◆ Instructions for the task ◆
Every entry below should be printed exactly, without its images.

___ Stored records ___

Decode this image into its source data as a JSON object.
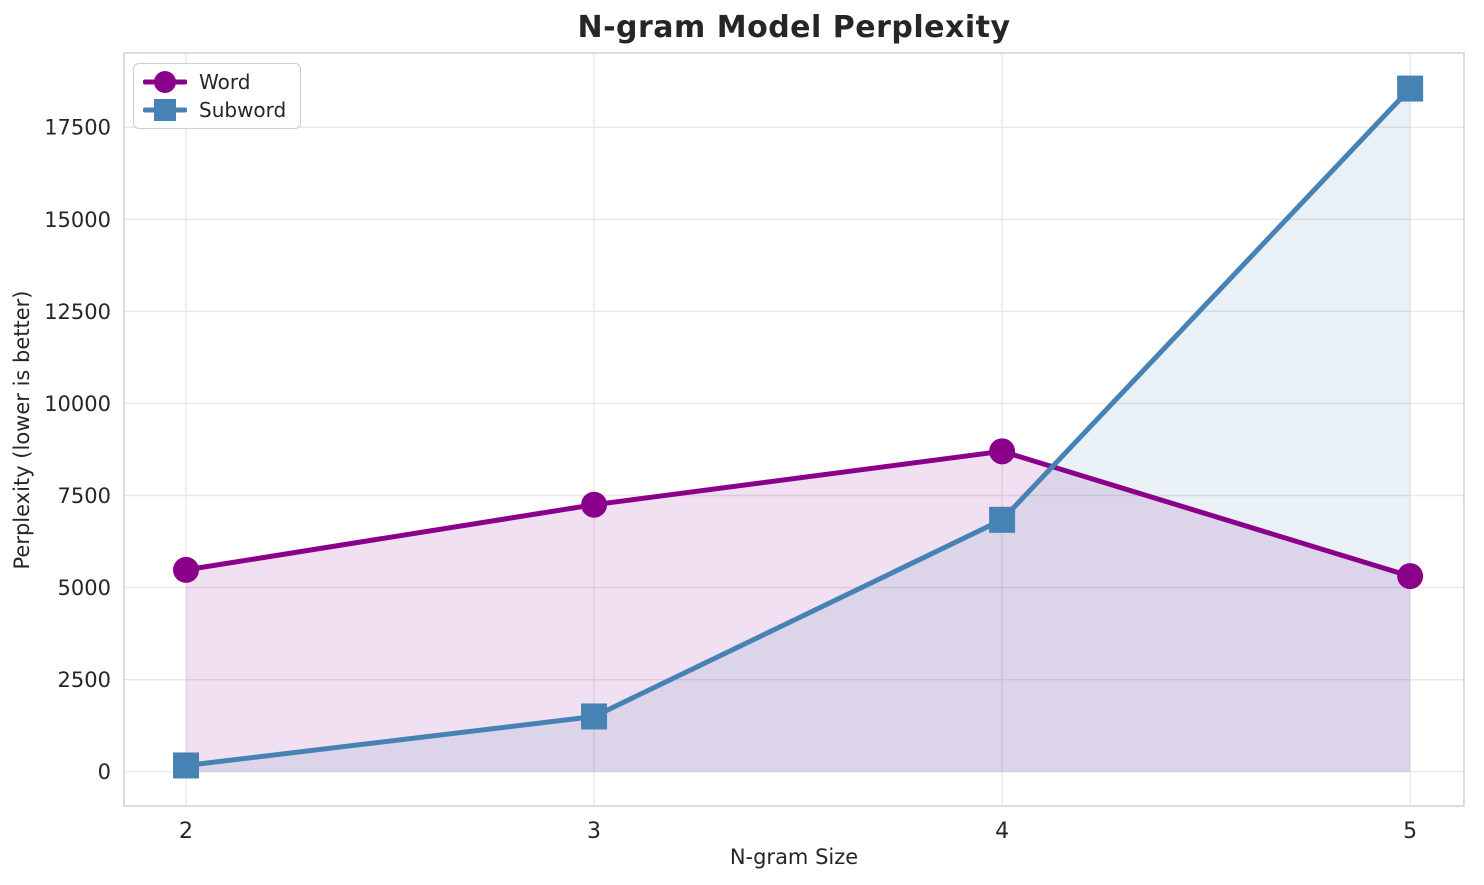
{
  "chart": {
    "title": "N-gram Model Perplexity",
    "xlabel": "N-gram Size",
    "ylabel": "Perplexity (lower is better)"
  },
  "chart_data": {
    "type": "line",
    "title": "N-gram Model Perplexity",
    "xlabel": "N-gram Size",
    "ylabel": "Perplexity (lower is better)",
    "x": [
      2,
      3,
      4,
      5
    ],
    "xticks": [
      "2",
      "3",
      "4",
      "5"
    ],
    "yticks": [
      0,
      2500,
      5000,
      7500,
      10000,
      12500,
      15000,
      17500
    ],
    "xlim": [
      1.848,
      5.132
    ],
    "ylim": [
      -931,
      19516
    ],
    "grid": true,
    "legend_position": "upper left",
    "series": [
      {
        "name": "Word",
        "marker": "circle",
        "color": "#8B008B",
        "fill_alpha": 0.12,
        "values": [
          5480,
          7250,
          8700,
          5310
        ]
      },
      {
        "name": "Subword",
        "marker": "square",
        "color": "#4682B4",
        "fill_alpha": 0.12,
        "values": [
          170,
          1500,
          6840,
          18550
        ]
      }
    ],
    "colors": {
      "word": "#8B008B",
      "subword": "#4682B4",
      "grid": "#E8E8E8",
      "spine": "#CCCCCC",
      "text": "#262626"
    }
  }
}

___

◆ Correct output ◆
Decode this image into its source data as a JSON object.
{
  "chart": {
    "title": "N-gram Model Perplexity",
    "xlabel": "N-gram Size",
    "ylabel": "Perplexity (lower is better)"
  },
  "chart_data": {
    "type": "line",
    "title": "N-gram Model Perplexity",
    "xlabel": "N-gram Size",
    "ylabel": "Perplexity (lower is better)",
    "x": [
      2,
      3,
      4,
      5
    ],
    "xticks": [
      "2",
      "3",
      "4",
      "5"
    ],
    "yticks": [
      0,
      2500,
      5000,
      7500,
      10000,
      12500,
      15000,
      17500
    ],
    "xlim": [
      1.848,
      5.132
    ],
    "ylim": [
      -931,
      19516
    ],
    "grid": true,
    "legend_position": "upper left",
    "series": [
      {
        "name": "Word",
        "marker": "circle",
        "color": "#8B008B",
        "fill_alpha": 0.12,
        "values": [
          5480,
          7250,
          8700,
          5310
        ]
      },
      {
        "name": "Subword",
        "marker": "square",
        "color": "#4682B4",
        "fill_alpha": 0.12,
        "values": [
          170,
          1500,
          6840,
          18550
        ]
      }
    ],
    "colors": {
      "word": "#8B008B",
      "subword": "#4682B4",
      "grid": "#E8E8E8",
      "spine": "#CCCCCC",
      "text": "#262626"
    }
  }
}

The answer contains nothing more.